▸ **What this exercise asks**:
a) In the guide on checking EKF2 states in flight logs, why do the horizontal and vertical position control status flags stay green after the GPS signal is lost? Answer in one to three sentences.
b) In the EKF2 flight log guide, which program is used to open the downloaded .ulg file?
c) Continue the guide on checking EKF2 states in flight logs from where it stops.

[Start of Source extract]

4. Verifying EKF2 Internal States via Flight Logs (.ulg)
If you successfully completed the simulation test, it’s time to act like a true researcher and open the flight log data to mathematically prove what happened inside the filter.
Download the generated .ulg log file and open it using PlotJuggler.
- Estimator Innovations (estimator_innovations): This topic displays the “innovation”—the error between the position predicted by the EKF2 filter and the actual sensor measurements. From the exact moment
SIM_GPS_USED = 0kicks in and the GPS signal is lost, you will see the GPS velocity and position innovation graphs stop fluctuating and become completely flat lines. - Auxiliary Sensor Fusion Verification: During this period, if VIO, airspeed, or optical flow sensors are streaming data properly, you will notice that the horizontal and vertical position control status flags are not invalidated; they remain green. (Note: If all auxiliary sensors also fail, the EKF will hold out for a few seconds based on your Timeout settings before finally surrendering and triggering an emergency landing.)

[End of Source extract]
[Start of Information provided]

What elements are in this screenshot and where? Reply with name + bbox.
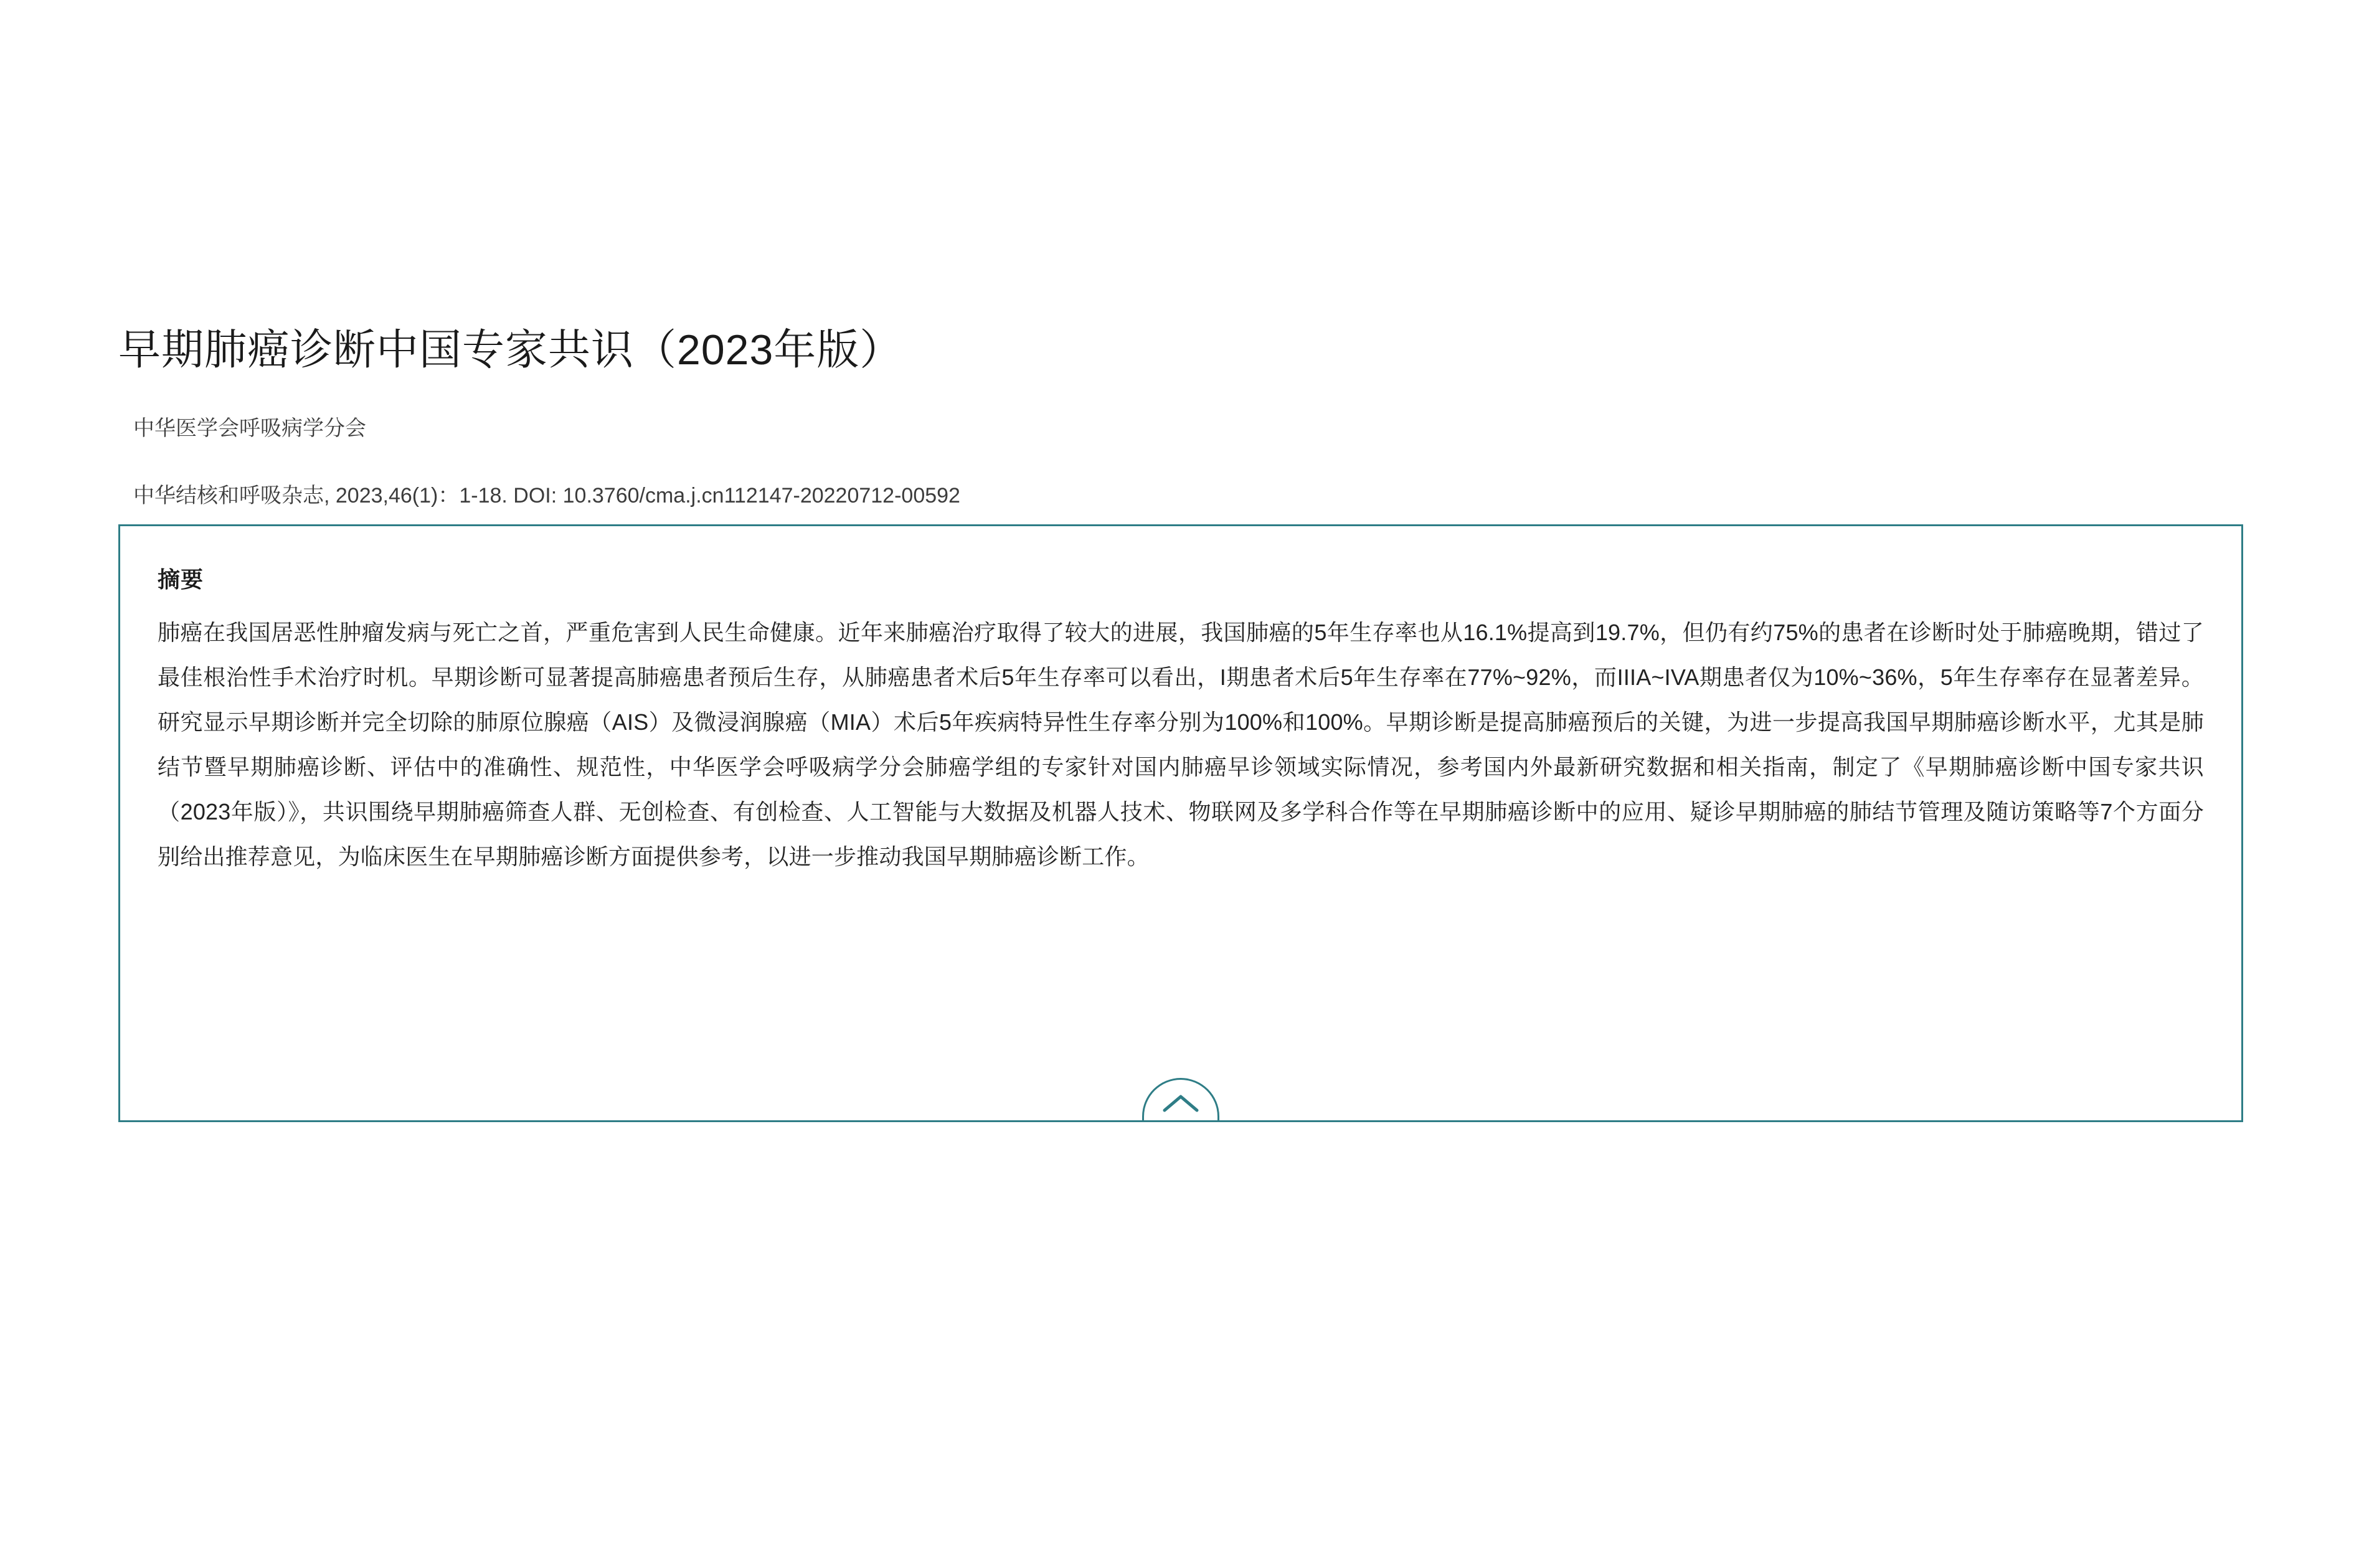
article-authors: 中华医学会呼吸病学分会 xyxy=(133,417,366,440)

[End of Information provided]

▸ **Response list**:
a) They stay green because VIO, airspeed, or optical flow sensors are still streaming data properly, so the flags are not invalidated.

b) PlotJuggler.

c)
Wrapping Up
In this post, we utilized PX4’s Dead-Reckoning Mode to build a critical software safety net that allows our UAV to survive in GPS-denied environments. By understanding the hidden roles of parameters like EKF2_GPS_MODE and learning how to conduct simulated jamming tests via Gazebo and MAVSDK, you have laid the groundwork to confidently fly through severe weather or electronic warfare conditions.
Moving forward, the advanced hybrid navigation systems we build (such as vision-based terrain matching and precision visual servoing) will run precisely on top of this robust dead-reckoning foundation. At QUAD Drone Lab, we always support your dedication and challenges in breaking technological limits to shape the new paradigm of UAV navigation!
If you have any questions or need help analyzing your flight logs, feel free to leave a comment or email us at any time! Thank you.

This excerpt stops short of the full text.